Stated exercise: Go through the listing and copy each line with the string "Kurs".
::::::::
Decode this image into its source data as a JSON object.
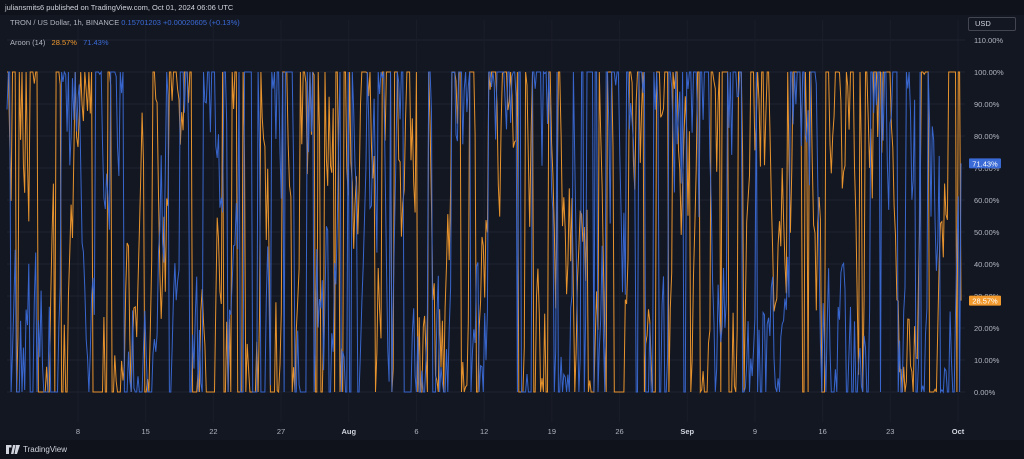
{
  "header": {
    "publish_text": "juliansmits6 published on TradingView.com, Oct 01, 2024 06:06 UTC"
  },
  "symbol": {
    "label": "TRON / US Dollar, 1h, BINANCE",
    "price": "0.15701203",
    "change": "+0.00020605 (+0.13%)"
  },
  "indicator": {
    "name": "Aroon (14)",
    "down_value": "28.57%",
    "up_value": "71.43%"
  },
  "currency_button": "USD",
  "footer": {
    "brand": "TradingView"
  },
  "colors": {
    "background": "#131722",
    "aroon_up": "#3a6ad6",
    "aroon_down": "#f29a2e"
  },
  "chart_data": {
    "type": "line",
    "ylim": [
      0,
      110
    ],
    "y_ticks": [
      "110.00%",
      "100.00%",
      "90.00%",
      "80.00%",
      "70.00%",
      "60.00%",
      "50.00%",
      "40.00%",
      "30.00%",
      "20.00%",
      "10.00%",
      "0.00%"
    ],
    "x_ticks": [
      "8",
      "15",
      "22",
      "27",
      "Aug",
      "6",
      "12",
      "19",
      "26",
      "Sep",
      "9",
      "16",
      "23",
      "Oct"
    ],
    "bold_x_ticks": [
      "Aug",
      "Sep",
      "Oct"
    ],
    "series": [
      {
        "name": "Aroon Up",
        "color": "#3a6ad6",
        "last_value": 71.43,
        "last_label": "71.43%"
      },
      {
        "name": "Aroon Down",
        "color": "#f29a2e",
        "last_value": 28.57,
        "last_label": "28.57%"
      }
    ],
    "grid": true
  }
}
::::::::
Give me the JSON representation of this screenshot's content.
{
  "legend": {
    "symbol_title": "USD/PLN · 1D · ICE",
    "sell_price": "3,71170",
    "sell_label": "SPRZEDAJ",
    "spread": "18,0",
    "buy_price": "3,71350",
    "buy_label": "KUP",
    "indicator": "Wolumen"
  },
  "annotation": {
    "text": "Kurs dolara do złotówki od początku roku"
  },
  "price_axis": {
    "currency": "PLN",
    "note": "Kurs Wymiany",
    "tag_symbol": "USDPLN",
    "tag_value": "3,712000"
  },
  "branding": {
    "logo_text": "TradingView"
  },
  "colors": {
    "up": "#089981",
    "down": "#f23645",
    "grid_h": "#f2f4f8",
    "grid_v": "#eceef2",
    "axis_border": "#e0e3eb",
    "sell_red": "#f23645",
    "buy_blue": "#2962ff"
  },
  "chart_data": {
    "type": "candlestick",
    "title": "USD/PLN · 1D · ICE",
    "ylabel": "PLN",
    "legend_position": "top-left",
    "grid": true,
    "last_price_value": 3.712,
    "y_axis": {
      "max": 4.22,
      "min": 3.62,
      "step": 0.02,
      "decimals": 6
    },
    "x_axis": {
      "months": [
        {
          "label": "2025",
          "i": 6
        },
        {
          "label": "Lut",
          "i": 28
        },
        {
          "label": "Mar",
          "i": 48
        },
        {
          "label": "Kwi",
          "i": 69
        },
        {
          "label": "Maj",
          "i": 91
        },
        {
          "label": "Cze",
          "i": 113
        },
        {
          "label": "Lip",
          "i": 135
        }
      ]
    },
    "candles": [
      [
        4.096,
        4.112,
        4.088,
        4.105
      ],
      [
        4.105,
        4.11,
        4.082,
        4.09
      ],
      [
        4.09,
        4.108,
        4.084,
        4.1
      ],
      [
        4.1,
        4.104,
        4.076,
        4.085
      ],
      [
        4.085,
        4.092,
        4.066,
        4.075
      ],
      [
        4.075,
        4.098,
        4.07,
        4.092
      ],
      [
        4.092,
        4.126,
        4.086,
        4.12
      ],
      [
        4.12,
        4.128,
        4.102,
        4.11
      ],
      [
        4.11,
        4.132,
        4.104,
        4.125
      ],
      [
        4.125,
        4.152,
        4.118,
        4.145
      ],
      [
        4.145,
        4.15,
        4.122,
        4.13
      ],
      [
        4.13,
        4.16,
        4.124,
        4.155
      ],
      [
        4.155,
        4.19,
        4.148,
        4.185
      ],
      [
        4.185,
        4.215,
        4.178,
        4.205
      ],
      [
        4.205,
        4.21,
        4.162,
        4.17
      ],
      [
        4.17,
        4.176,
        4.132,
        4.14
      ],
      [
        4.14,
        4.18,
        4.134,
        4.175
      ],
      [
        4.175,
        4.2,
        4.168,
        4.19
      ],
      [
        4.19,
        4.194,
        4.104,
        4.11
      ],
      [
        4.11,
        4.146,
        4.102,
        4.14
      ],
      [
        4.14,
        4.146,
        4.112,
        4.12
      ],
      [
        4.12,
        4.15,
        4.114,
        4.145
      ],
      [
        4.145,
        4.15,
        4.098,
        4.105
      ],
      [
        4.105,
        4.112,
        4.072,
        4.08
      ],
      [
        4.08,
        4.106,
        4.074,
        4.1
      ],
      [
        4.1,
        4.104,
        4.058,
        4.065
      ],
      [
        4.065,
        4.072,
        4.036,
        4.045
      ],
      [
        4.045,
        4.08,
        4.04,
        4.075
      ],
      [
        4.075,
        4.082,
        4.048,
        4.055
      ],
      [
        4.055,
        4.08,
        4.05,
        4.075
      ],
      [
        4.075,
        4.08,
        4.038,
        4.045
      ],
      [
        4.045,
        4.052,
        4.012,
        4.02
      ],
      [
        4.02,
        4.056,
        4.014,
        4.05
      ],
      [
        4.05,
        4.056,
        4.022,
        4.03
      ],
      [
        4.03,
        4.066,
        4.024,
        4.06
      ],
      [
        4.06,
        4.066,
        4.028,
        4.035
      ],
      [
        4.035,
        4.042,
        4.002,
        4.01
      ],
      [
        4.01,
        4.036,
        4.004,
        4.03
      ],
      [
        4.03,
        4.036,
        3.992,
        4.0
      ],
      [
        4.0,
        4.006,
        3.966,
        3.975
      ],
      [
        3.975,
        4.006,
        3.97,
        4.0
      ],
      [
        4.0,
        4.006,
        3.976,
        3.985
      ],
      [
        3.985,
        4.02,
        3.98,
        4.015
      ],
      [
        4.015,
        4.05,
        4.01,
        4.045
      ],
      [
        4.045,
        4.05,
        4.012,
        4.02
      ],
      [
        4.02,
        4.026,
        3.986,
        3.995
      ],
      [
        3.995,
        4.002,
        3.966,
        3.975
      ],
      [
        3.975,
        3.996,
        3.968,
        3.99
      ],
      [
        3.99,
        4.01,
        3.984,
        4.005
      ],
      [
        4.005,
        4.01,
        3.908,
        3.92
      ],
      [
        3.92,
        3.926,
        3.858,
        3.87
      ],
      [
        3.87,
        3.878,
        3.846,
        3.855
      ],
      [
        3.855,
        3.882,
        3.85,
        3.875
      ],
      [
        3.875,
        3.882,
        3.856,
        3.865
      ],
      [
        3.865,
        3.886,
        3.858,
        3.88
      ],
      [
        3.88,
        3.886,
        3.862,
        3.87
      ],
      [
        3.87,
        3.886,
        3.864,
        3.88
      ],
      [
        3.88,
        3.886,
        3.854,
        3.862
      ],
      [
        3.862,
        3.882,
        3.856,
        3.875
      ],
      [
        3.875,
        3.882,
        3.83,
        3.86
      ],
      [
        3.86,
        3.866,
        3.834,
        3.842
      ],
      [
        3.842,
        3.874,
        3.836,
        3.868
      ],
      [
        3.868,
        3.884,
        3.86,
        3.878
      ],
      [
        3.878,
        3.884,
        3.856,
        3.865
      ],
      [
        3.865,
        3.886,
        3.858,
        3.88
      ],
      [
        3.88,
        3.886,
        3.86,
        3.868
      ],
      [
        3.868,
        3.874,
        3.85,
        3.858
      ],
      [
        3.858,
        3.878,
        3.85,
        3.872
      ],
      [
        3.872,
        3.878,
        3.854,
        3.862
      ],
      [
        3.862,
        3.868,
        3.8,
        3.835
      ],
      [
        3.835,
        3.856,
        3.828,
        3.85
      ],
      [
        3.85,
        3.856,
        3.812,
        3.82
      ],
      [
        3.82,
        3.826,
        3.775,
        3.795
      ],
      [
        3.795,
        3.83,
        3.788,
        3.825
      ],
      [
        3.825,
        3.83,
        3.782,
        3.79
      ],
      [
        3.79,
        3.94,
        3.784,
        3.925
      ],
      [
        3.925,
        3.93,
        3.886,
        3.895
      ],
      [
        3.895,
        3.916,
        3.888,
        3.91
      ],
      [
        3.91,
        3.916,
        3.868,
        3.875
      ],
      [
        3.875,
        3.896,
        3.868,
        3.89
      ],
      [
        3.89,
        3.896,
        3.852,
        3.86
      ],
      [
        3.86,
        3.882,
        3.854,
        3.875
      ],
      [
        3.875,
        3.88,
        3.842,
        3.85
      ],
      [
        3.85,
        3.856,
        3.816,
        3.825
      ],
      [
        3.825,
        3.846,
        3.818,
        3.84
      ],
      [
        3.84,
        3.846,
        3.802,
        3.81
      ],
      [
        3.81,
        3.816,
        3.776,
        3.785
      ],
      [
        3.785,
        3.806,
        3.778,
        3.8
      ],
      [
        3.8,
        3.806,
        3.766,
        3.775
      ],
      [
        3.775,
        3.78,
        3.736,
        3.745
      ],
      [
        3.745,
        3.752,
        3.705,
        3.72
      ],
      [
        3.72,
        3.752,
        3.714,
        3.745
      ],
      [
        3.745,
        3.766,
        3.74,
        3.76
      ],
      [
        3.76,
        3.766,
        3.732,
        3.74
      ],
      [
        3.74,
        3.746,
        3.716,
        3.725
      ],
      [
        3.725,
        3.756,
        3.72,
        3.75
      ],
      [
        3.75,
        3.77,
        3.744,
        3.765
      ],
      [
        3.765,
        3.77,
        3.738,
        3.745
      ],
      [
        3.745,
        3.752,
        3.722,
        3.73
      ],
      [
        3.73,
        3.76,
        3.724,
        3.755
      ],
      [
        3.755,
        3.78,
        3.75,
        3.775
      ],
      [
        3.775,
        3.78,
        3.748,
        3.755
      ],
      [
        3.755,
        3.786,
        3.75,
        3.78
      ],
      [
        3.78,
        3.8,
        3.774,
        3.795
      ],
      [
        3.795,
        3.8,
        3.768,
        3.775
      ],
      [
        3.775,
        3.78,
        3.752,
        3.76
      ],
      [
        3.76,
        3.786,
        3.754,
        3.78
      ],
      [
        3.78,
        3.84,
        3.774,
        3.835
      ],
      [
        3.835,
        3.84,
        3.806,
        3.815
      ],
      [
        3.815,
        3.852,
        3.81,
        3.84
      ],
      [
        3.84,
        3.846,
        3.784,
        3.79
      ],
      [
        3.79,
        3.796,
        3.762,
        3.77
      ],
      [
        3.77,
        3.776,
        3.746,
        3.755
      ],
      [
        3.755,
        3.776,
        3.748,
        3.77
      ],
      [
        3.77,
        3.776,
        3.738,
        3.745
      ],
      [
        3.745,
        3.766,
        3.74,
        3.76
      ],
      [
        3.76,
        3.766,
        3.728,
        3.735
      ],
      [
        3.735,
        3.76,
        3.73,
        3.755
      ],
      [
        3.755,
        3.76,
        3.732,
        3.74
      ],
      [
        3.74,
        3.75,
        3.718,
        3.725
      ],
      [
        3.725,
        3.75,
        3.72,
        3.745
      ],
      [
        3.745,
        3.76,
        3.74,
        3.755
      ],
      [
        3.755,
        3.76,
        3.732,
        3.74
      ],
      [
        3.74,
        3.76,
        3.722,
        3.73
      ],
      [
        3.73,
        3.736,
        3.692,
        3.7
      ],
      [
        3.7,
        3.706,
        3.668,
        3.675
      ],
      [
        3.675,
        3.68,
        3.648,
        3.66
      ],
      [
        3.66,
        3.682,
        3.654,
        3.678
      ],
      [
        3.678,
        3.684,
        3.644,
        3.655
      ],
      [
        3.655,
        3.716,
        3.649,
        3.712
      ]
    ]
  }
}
::::::::
Reply to the exercise:
    "text": "Kurs dolara do złotówki od początku roku"
    "note": "Kurs Wymiany",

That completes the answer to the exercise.